[start of Records supplied]
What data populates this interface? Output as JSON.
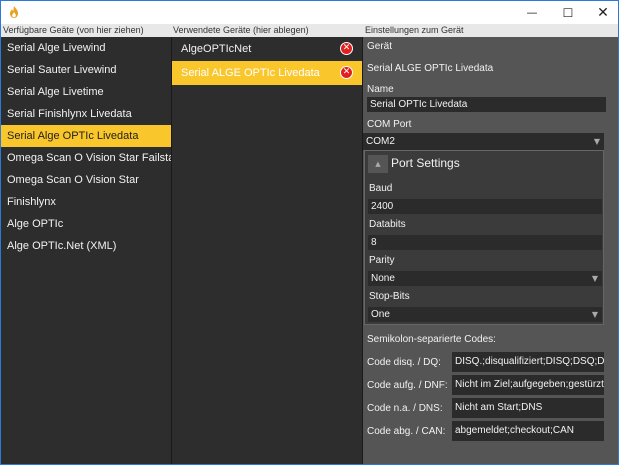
{
  "window": {
    "minimize_glyph": "—",
    "maximize_glyph": "☐",
    "close_glyph": "✕",
    "icon": "app-flame-icon"
  },
  "headers": {
    "available": "Verfügbare Geäte (von hier ziehen)",
    "used": "Verwendete Geräte (hier ablegen)",
    "settings": "Einstellungen zum Gerät"
  },
  "available_devices": [
    {
      "label": "Serial Alge Livewind"
    },
    {
      "label": "Serial Sauter Livewind"
    },
    {
      "label": "Serial Alge Livetime"
    },
    {
      "label": "Serial Finishlynx Livedata"
    },
    {
      "label": "Serial Alge OPTIc Livedata",
      "selected": true
    },
    {
      "label": "Omega Scan O Vision Star Failstart"
    },
    {
      "label": "Omega Scan O Vision Star"
    },
    {
      "label": "Finishlynx"
    },
    {
      "label": "Alge OPTIc"
    },
    {
      "label": "Alge OPTIc.Net (XML)"
    }
  ],
  "used_devices": [
    {
      "label": "AlgeOPTIcNet",
      "remove_icon": "remove-icon"
    },
    {
      "label": "Serial ALGE OPTIc Livedata",
      "selected": true,
      "remove_icon": "remove-icon"
    }
  ],
  "settings": {
    "device_label": "Gerät",
    "device_value": "Serial ALGE OPTIc Livedata",
    "name_label": "Name",
    "name_value": "Serial OPTIc Livedata",
    "com_port_label": "COM Port",
    "com_port_value": "COM2",
    "port_settings": {
      "title": "Port Settings",
      "baud_label": "Baud",
      "baud_value": "2400",
      "databits_label": "Databits",
      "databits_value": "8",
      "parity_label": "Parity",
      "parity_value": "None",
      "stopbits_label": "Stop-Bits",
      "stopbits_value": "One"
    },
    "codes_title": "Semikolon-separierte Codes:",
    "codes": [
      {
        "label": "Code disq. / DQ:",
        "value": "DISQ.;disqualifiziert;DISQ;DSQ;DQ"
      },
      {
        "label": "Code aufg. / DNF:",
        "value": "Nicht im Ziel;aufgegeben;gestürzt;"
      },
      {
        "label": "Code n.a.  / DNS:",
        "value": "Nicht am Start;DNS"
      },
      {
        "label": "Code abg. / CAN:",
        "value": "abgemeldet;checkout;CAN"
      }
    ]
  },
  "colors": {
    "accent": "#f9c62c",
    "panel_dark": "#2d2d2d",
    "settings_bg": "#555555",
    "remove_red": "#e02020"
  }
}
[end of Records supplied]
■ **Set task**
Each entry shown above must be quoted exactly, with its pictures left out.

■ **Result of this task**
What data populates this interface? Output as JSON.
{
  "window": {
    "minimize_glyph": "—",
    "maximize_glyph": "☐",
    "close_glyph": "✕",
    "icon": "app-flame-icon"
  },
  "headers": {
    "available": "Verfügbare Geäte (von hier ziehen)",
    "used": "Verwendete Geräte (hier ablegen)",
    "settings": "Einstellungen zum Gerät"
  },
  "available_devices": [
    {
      "label": "Serial Alge Livewind"
    },
    {
      "label": "Serial Sauter Livewind"
    },
    {
      "label": "Serial Alge Livetime"
    },
    {
      "label": "Serial Finishlynx Livedata"
    },
    {
      "label": "Serial Alge OPTIc Livedata",
      "selected": true
    },
    {
      "label": "Omega Scan O Vision Star Failstart"
    },
    {
      "label": "Omega Scan O Vision Star"
    },
    {
      "label": "Finishlynx"
    },
    {
      "label": "Alge OPTIc"
    },
    {
      "label": "Alge OPTIc.Net (XML)"
    }
  ],
  "used_devices": [
    {
      "label": "AlgeOPTIcNet",
      "remove_icon": "remove-icon"
    },
    {
      "label": "Serial ALGE OPTIc Livedata",
      "selected": true,
      "remove_icon": "remove-icon"
    }
  ],
  "settings": {
    "device_label": "Gerät",
    "device_value": "Serial ALGE OPTIc Livedata",
    "name_label": "Name",
    "name_value": "Serial OPTIc Livedata",
    "com_port_label": "COM Port",
    "com_port_value": "COM2",
    "port_settings": {
      "title": "Port Settings",
      "baud_label": "Baud",
      "baud_value": "2400",
      "databits_label": "Databits",
      "databits_value": "8",
      "parity_label": "Parity",
      "parity_value": "None",
      "stopbits_label": "Stop-Bits",
      "stopbits_value": "One"
    },
    "codes_title": "Semikolon-separierte Codes:",
    "codes": [
      {
        "label": "Code disq. / DQ:",
        "value": "DISQ.;disqualifiziert;DISQ;DSQ;DQ"
      },
      {
        "label": "Code aufg. / DNF:",
        "value": "Nicht im Ziel;aufgegeben;gestürzt;"
      },
      {
        "label": "Code n.a.  / DNS:",
        "value": "Nicht am Start;DNS"
      },
      {
        "label": "Code abg. / CAN:",
        "value": "abgemeldet;checkout;CAN"
      }
    ]
  },
  "colors": {
    "accent": "#f9c62c",
    "panel_dark": "#2d2d2d",
    "settings_bg": "#555555",
    "remove_red": "#e02020"
  }
}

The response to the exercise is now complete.